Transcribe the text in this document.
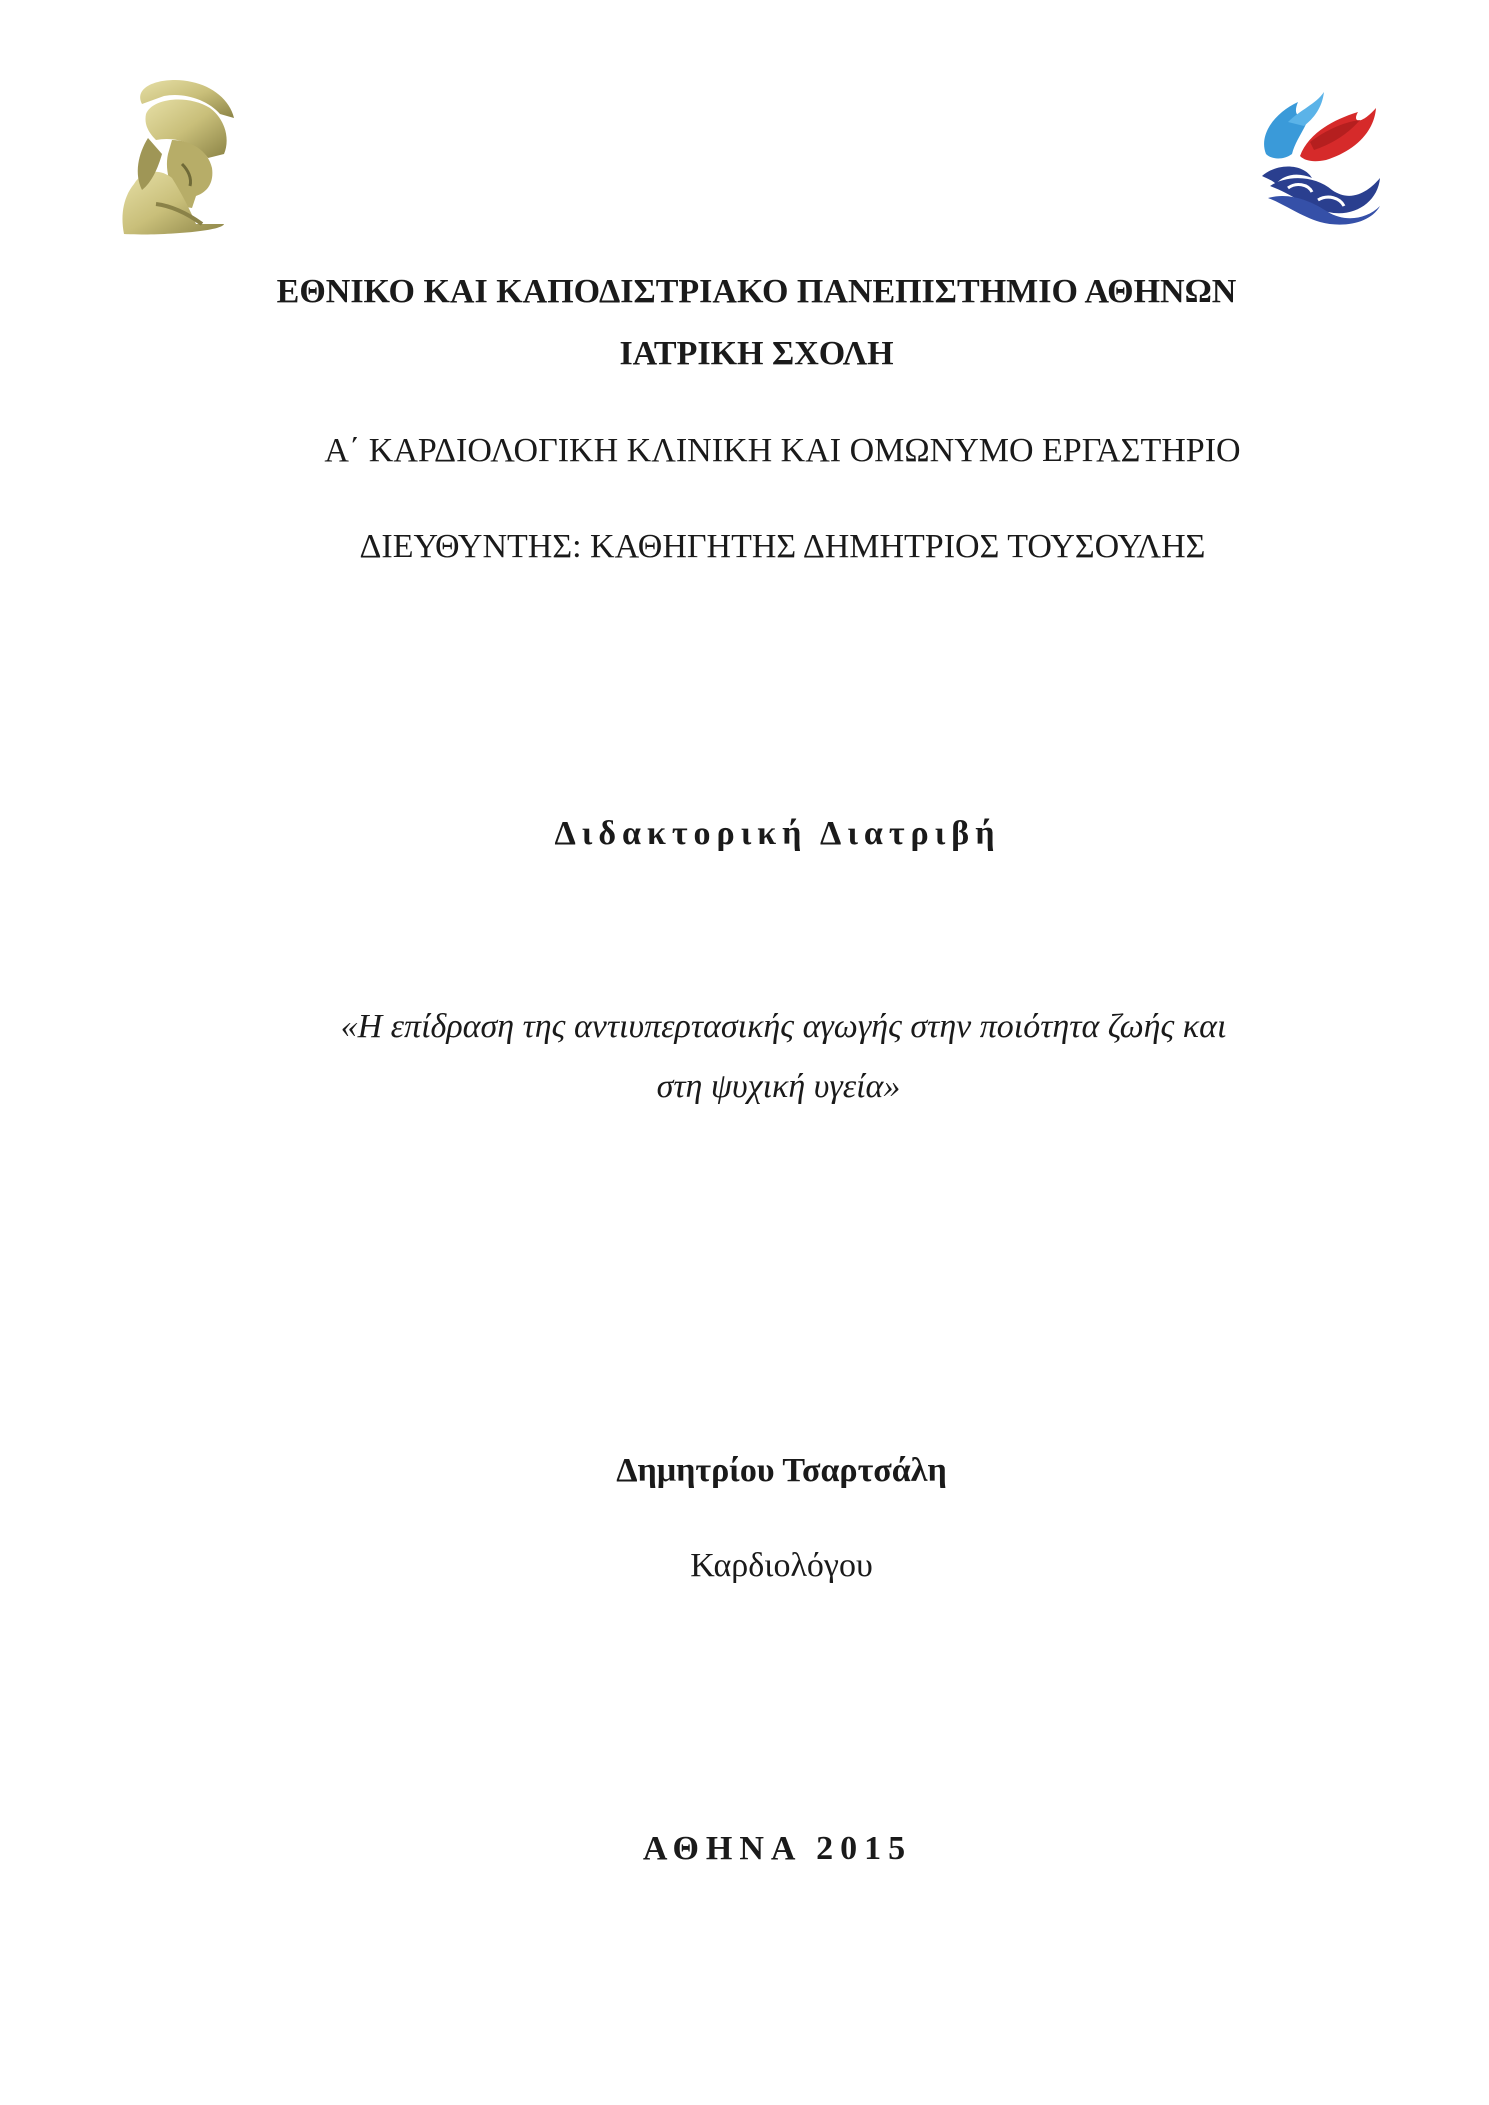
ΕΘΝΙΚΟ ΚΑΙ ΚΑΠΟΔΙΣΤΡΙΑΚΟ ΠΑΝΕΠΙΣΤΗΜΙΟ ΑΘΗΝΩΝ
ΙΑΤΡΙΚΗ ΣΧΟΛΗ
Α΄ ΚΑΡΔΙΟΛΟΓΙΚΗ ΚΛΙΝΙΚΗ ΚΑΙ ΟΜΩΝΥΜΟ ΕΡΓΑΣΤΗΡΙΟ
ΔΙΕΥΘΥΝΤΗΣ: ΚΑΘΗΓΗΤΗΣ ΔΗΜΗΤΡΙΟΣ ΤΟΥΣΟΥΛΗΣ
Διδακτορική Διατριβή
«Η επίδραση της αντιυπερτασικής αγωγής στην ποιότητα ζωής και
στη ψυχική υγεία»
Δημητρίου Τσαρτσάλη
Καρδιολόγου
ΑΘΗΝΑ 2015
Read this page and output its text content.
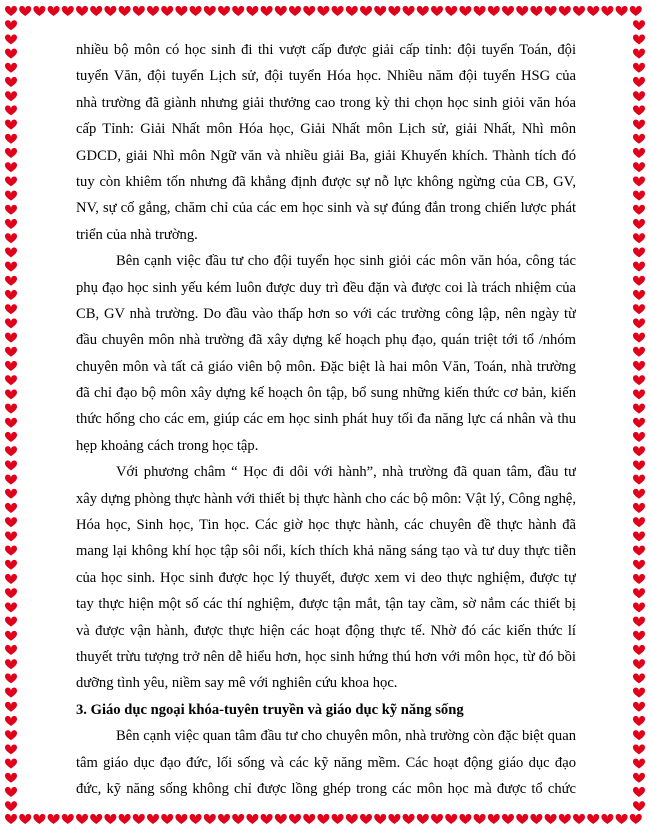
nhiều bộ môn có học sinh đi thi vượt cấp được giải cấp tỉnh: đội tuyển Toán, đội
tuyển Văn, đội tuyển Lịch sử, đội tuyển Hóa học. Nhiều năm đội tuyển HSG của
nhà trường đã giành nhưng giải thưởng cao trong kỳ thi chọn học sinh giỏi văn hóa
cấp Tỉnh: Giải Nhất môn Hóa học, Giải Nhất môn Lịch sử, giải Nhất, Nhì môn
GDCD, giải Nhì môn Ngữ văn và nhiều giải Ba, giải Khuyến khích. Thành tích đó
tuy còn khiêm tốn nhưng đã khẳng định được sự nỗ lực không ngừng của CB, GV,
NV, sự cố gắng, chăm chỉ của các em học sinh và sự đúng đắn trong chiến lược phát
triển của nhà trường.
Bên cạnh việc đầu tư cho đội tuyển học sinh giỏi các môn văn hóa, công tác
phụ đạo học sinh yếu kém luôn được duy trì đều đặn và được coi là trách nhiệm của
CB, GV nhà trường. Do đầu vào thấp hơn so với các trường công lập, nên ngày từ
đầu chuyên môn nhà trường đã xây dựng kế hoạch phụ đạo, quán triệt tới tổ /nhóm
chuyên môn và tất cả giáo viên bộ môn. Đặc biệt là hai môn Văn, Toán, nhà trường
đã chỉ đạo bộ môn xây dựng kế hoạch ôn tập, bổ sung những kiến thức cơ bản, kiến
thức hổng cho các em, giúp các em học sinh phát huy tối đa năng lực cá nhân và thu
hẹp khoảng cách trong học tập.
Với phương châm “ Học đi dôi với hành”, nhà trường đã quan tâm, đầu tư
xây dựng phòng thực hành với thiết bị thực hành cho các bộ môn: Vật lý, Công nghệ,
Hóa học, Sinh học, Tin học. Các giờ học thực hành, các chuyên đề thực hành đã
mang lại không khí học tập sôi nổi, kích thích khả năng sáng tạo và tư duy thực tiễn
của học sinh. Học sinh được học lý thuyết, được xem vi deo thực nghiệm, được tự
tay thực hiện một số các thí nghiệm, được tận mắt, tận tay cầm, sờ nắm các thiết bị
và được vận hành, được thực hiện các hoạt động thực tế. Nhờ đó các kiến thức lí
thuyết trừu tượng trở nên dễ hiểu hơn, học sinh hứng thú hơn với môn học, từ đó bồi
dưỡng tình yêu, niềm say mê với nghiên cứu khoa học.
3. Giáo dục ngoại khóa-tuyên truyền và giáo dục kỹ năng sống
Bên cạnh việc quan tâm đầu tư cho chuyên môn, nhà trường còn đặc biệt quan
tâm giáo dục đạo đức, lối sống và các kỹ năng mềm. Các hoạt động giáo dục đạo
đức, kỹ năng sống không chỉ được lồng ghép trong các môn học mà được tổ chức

**Exercise details**
Only lines that contain the word "nhưng" are wanted; copy each of them.

**Response**
nhà trường đã giành nhưng giải thưởng cao trong kỳ thi chọn học sinh giỏi văn hóa
tuy còn khiêm tốn nhưng đã khẳng định được sự nỗ lực không ngừng của CB, GV,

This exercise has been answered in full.